▼
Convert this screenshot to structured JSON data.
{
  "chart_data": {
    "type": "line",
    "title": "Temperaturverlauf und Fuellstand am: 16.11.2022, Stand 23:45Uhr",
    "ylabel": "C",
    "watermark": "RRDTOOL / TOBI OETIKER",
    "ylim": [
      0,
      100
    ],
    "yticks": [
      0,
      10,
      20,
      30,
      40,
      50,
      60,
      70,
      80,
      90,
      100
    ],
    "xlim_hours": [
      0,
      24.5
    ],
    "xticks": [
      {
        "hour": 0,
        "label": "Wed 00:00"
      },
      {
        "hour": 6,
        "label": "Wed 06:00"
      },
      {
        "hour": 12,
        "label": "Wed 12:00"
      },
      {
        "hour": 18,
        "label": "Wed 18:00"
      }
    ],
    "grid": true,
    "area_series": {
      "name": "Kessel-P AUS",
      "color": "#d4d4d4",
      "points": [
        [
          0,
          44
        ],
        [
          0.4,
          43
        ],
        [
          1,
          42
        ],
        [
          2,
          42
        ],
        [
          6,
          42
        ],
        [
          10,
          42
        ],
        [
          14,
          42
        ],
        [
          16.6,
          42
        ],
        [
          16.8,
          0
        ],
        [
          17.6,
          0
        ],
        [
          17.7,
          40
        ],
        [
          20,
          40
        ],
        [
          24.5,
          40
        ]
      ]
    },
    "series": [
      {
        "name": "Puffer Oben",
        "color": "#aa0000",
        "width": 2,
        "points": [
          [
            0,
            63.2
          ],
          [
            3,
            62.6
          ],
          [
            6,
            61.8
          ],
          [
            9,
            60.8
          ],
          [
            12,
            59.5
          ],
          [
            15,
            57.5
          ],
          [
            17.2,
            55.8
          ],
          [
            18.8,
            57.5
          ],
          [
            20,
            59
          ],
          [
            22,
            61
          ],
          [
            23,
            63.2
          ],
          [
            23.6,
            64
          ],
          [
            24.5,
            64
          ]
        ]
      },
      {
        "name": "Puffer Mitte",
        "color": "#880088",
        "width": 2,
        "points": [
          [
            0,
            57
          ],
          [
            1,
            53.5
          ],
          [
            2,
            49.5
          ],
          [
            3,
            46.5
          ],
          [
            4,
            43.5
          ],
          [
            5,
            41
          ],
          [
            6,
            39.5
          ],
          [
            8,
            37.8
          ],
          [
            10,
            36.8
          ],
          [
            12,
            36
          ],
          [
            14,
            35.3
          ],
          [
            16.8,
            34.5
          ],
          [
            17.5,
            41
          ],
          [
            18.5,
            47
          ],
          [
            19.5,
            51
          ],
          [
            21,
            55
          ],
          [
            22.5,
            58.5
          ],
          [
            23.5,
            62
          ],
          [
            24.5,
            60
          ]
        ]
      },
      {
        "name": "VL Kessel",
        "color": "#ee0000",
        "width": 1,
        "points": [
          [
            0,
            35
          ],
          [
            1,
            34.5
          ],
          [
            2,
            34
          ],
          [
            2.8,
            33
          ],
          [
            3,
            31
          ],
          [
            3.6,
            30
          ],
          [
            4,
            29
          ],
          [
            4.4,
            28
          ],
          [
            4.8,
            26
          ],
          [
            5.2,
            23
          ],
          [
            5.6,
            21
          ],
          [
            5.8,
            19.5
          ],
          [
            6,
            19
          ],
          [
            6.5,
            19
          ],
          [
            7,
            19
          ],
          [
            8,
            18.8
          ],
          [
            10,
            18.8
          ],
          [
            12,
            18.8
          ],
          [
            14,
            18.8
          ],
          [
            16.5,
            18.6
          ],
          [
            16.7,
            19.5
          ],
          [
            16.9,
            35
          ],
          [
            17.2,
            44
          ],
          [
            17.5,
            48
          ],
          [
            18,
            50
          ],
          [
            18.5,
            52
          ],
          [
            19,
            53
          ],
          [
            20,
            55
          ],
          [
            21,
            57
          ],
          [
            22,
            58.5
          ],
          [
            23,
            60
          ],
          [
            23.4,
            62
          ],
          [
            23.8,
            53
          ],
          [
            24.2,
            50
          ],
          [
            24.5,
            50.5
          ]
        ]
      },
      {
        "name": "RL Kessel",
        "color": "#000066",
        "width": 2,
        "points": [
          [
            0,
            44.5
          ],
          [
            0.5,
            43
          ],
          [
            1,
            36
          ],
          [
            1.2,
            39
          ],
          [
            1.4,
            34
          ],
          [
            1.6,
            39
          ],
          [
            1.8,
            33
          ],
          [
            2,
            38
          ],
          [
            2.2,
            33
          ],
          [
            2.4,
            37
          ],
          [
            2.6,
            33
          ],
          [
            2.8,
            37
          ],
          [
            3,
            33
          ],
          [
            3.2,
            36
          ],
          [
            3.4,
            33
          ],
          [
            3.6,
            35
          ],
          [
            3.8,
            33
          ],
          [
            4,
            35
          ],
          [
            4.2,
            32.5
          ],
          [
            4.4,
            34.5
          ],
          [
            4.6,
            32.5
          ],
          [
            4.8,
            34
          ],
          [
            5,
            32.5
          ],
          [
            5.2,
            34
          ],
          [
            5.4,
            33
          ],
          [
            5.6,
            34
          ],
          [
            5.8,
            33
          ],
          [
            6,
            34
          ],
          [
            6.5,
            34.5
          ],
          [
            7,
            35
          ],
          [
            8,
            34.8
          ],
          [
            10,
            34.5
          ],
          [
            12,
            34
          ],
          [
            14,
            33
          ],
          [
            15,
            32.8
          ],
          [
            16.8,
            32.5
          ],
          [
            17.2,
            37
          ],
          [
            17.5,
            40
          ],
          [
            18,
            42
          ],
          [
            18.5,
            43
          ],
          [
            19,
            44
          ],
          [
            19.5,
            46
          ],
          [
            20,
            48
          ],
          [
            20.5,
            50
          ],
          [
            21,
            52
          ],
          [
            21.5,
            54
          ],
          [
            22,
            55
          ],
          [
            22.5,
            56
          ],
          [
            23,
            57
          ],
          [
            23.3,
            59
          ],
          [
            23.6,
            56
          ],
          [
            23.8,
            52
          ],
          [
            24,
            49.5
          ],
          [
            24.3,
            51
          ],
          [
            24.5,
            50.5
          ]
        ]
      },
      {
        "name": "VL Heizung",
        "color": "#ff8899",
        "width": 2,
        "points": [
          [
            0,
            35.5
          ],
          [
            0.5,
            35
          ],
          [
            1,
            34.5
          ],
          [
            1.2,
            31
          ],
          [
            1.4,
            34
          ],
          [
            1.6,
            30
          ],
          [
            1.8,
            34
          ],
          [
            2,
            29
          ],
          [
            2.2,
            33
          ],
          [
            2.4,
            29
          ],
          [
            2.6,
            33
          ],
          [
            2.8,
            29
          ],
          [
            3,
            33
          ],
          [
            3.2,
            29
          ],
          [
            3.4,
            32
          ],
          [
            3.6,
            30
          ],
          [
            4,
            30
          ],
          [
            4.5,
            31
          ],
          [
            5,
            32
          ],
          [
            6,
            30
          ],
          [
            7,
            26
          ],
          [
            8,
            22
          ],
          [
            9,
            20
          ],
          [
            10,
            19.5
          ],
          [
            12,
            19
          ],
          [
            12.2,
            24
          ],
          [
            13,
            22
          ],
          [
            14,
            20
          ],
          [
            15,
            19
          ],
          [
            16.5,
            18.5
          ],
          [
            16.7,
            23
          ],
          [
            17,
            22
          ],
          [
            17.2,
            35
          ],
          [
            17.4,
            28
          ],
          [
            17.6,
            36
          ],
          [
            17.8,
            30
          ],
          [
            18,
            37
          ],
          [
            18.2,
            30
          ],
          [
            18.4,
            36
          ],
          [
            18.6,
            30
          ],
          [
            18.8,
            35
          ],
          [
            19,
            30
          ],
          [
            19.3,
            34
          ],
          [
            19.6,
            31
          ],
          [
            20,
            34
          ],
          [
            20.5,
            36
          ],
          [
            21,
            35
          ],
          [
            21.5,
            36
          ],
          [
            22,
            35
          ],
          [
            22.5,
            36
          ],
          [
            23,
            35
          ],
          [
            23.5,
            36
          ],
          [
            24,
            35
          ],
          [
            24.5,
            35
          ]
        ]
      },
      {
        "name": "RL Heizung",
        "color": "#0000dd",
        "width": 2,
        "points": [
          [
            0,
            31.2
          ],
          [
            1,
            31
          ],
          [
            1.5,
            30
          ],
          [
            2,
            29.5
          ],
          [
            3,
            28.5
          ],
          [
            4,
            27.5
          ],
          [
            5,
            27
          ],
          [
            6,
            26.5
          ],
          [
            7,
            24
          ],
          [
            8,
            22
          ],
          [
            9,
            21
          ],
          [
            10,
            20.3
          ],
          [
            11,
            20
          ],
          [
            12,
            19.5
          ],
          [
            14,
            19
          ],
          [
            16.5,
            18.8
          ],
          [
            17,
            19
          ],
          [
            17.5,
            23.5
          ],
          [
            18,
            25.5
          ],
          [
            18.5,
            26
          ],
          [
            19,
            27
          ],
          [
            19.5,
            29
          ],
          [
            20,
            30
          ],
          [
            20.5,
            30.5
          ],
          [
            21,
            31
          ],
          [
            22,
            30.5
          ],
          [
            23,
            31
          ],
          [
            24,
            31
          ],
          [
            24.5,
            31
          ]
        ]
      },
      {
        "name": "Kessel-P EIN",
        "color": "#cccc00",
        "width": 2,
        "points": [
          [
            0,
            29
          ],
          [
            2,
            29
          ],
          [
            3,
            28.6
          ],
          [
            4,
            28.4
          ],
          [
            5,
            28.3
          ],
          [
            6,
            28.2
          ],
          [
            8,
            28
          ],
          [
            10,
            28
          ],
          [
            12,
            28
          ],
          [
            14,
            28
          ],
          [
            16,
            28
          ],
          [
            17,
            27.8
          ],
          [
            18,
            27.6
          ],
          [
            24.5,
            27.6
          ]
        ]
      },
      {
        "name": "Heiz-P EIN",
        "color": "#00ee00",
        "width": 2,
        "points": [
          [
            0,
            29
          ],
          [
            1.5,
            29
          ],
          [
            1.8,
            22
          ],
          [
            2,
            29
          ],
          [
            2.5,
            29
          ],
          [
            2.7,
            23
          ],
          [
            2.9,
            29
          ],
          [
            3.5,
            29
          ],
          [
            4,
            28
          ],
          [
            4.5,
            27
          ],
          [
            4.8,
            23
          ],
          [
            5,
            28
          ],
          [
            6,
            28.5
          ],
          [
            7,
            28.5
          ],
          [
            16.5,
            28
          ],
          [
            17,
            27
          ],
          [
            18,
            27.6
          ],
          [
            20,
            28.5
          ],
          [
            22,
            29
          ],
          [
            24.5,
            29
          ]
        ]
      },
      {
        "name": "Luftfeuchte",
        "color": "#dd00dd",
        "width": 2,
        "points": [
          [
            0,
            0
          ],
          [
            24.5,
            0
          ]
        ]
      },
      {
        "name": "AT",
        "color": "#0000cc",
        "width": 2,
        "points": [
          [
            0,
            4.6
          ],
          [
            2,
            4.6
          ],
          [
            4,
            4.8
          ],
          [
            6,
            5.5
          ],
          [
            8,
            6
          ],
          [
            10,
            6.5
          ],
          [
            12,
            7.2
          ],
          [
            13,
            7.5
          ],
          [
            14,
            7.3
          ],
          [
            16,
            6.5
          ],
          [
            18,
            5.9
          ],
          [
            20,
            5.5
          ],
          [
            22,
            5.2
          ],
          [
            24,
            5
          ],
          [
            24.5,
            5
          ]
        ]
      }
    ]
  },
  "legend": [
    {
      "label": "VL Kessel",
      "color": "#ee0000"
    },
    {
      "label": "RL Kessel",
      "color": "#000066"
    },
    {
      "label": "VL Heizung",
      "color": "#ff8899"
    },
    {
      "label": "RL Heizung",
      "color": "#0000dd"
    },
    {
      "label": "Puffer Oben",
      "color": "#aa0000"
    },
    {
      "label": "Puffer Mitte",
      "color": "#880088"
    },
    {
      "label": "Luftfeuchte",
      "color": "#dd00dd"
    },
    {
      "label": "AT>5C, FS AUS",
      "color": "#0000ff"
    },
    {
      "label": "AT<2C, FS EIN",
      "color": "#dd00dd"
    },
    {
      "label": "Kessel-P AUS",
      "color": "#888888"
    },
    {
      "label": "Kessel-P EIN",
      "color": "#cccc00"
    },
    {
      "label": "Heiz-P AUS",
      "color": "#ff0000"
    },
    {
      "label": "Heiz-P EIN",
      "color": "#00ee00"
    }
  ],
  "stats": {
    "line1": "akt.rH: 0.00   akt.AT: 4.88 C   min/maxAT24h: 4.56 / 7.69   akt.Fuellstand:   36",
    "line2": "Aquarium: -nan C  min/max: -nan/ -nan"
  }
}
▲
Go through the records and show every line with the string "Fuellstand" in it.

    "title": "Temperaturverlauf und Fuellstand am: 16.11.2022, Stand 23:45Uhr",
    "line1": "akt.rH: 0.00   akt.AT: 4.88 C   min/maxAT24h: 4.56 / 7.69   akt.Fuellstand:   36",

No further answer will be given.